- Direction
Exclude images, then output the remaining data verbatim.
:::
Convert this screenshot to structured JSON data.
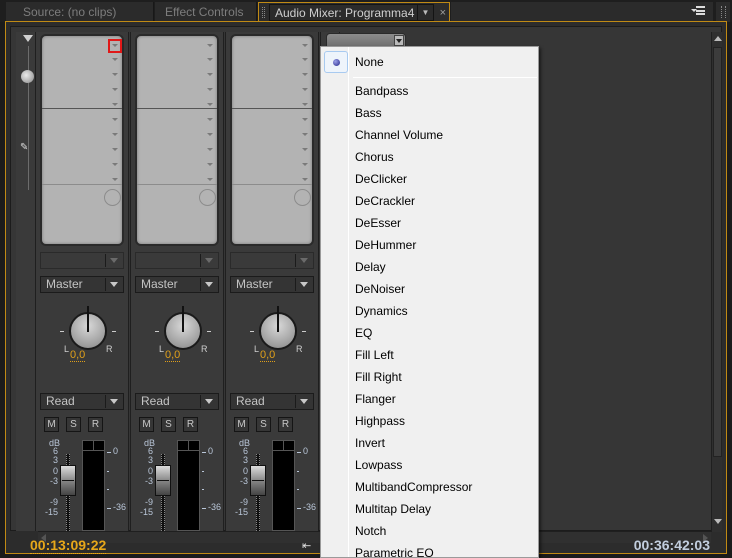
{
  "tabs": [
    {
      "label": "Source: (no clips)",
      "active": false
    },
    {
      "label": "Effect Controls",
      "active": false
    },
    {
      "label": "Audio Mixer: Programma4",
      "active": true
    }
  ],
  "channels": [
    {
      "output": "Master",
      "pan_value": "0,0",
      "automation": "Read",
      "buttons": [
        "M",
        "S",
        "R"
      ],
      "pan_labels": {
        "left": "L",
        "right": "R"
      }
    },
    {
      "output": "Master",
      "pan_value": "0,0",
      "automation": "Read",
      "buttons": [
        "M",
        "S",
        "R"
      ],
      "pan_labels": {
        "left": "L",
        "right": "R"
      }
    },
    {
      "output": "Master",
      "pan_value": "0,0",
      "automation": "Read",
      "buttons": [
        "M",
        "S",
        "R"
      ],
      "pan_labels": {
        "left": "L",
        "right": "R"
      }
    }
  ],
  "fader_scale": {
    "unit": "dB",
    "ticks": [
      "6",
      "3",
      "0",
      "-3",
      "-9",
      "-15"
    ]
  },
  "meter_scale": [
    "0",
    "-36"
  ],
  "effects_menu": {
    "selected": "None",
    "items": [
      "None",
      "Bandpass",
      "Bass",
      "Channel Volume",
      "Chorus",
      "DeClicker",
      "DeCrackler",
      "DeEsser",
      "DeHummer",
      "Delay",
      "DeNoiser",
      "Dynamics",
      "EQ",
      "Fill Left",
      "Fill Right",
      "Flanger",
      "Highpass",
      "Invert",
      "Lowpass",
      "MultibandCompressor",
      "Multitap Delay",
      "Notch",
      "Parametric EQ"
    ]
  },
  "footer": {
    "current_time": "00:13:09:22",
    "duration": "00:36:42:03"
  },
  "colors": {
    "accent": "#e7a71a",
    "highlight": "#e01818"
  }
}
:::
- Expected answer
Convert this screenshot to structured JSON data.
{
  "tabs": [
    {
      "label": "Source: (no clips)",
      "active": false
    },
    {
      "label": "Effect Controls",
      "active": false
    },
    {
      "label": "Audio Mixer: Programma4",
      "active": true
    }
  ],
  "channels": [
    {
      "output": "Master",
      "pan_value": "0,0",
      "automation": "Read",
      "buttons": [
        "M",
        "S",
        "R"
      ],
      "pan_labels": {
        "left": "L",
        "right": "R"
      }
    },
    {
      "output": "Master",
      "pan_value": "0,0",
      "automation": "Read",
      "buttons": [
        "M",
        "S",
        "R"
      ],
      "pan_labels": {
        "left": "L",
        "right": "R"
      }
    },
    {
      "output": "Master",
      "pan_value": "0,0",
      "automation": "Read",
      "buttons": [
        "M",
        "S",
        "R"
      ],
      "pan_labels": {
        "left": "L",
        "right": "R"
      }
    }
  ],
  "fader_scale": {
    "unit": "dB",
    "ticks": [
      "6",
      "3",
      "0",
      "-3",
      "-9",
      "-15"
    ]
  },
  "meter_scale": [
    "0",
    "-36"
  ],
  "effects_menu": {
    "selected": "None",
    "items": [
      "None",
      "Bandpass",
      "Bass",
      "Channel Volume",
      "Chorus",
      "DeClicker",
      "DeCrackler",
      "DeEsser",
      "DeHummer",
      "Delay",
      "DeNoiser",
      "Dynamics",
      "EQ",
      "Fill Left",
      "Fill Right",
      "Flanger",
      "Highpass",
      "Invert",
      "Lowpass",
      "MultibandCompressor",
      "Multitap Delay",
      "Notch",
      "Parametric EQ"
    ]
  },
  "footer": {
    "current_time": "00:13:09:22",
    "duration": "00:36:42:03"
  },
  "colors": {
    "accent": "#e7a71a",
    "highlight": "#e01818"
  }
}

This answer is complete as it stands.